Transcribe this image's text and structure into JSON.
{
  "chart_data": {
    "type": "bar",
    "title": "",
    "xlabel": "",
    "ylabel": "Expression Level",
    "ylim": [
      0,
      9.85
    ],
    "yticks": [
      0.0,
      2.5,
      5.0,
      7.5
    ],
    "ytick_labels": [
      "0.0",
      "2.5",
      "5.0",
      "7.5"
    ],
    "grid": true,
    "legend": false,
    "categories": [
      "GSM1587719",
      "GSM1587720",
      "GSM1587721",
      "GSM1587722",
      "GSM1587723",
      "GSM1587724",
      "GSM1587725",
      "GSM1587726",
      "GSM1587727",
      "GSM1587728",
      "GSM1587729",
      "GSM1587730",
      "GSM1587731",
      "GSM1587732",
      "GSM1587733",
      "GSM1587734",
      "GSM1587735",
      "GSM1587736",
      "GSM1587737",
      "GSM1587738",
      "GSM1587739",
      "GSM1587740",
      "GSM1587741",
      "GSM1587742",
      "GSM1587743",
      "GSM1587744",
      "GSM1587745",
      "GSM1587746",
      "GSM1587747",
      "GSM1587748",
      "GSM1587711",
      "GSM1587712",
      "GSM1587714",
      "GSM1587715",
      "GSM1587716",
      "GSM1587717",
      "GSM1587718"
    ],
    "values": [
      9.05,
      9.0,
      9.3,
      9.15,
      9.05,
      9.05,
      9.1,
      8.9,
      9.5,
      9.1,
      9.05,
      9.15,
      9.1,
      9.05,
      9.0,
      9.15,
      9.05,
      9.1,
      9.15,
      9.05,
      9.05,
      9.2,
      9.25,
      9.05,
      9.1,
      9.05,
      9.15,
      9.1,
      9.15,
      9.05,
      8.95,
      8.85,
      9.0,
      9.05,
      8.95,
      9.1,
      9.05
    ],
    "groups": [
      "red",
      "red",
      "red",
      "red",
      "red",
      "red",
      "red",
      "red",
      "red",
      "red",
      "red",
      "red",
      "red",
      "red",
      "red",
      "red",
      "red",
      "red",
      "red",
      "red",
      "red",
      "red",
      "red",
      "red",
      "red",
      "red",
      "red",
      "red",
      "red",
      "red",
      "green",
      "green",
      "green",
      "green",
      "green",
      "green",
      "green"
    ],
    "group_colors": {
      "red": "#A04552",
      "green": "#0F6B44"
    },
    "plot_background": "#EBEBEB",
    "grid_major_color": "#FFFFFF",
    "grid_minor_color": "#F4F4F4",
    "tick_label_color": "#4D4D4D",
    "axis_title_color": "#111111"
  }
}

- - - - -

• DIRECTION:
Quote each line of the data above exactly as written.

• ANSWER FOR THE TASK:
Transcribe this image's text and structure into JSON.
{
  "chart_data": {
    "type": "bar",
    "title": "",
    "xlabel": "",
    "ylabel": "Expression Level",
    "ylim": [
      0,
      9.85
    ],
    "yticks": [
      0.0,
      2.5,
      5.0,
      7.5
    ],
    "ytick_labels": [
      "0.0",
      "2.5",
      "5.0",
      "7.5"
    ],
    "grid": true,
    "legend": false,
    "categories": [
      "GSM1587719",
      "GSM1587720",
      "GSM1587721",
      "GSM1587722",
      "GSM1587723",
      "GSM1587724",
      "GSM1587725",
      "GSM1587726",
      "GSM1587727",
      "GSM1587728",
      "GSM1587729",
      "GSM1587730",
      "GSM1587731",
      "GSM1587732",
      "GSM1587733",
      "GSM1587734",
      "GSM1587735",
      "GSM1587736",
      "GSM1587737",
      "GSM1587738",
      "GSM1587739",
      "GSM1587740",
      "GSM1587741",
      "GSM1587742",
      "GSM1587743",
      "GSM1587744",
      "GSM1587745",
      "GSM1587746",
      "GSM1587747",
      "GSM1587748",
      "GSM1587711",
      "GSM1587712",
      "GSM1587714",
      "GSM1587715",
      "GSM1587716",
      "GSM1587717",
      "GSM1587718"
    ],
    "values": [
      9.05,
      9.0,
      9.3,
      9.15,
      9.05,
      9.05,
      9.1,
      8.9,
      9.5,
      9.1,
      9.05,
      9.15,
      9.1,
      9.05,
      9.0,
      9.15,
      9.05,
      9.1,
      9.15,
      9.05,
      9.05,
      9.2,
      9.25,
      9.05,
      9.1,
      9.05,
      9.15,
      9.1,
      9.15,
      9.05,
      8.95,
      8.85,
      9.0,
      9.05,
      8.95,
      9.1,
      9.05
    ],
    "groups": [
      "red",
      "red",
      "red",
      "red",
      "red",
      "red",
      "red",
      "red",
      "red",
      "red",
      "red",
      "red",
      "red",
      "red",
      "red",
      "red",
      "red",
      "red",
      "red",
      "red",
      "red",
      "red",
      "red",
      "red",
      "red",
      "red",
      "red",
      "red",
      "red",
      "red",
      "green",
      "green",
      "green",
      "green",
      "green",
      "green",
      "green"
    ],
    "group_colors": {
      "red": "#A04552",
      "green": "#0F6B44"
    },
    "plot_background": "#EBEBEB",
    "grid_major_color": "#FFFFFF",
    "grid_minor_color": "#F4F4F4",
    "tick_label_color": "#4D4D4D",
    "axis_title_color": "#111111"
  }
}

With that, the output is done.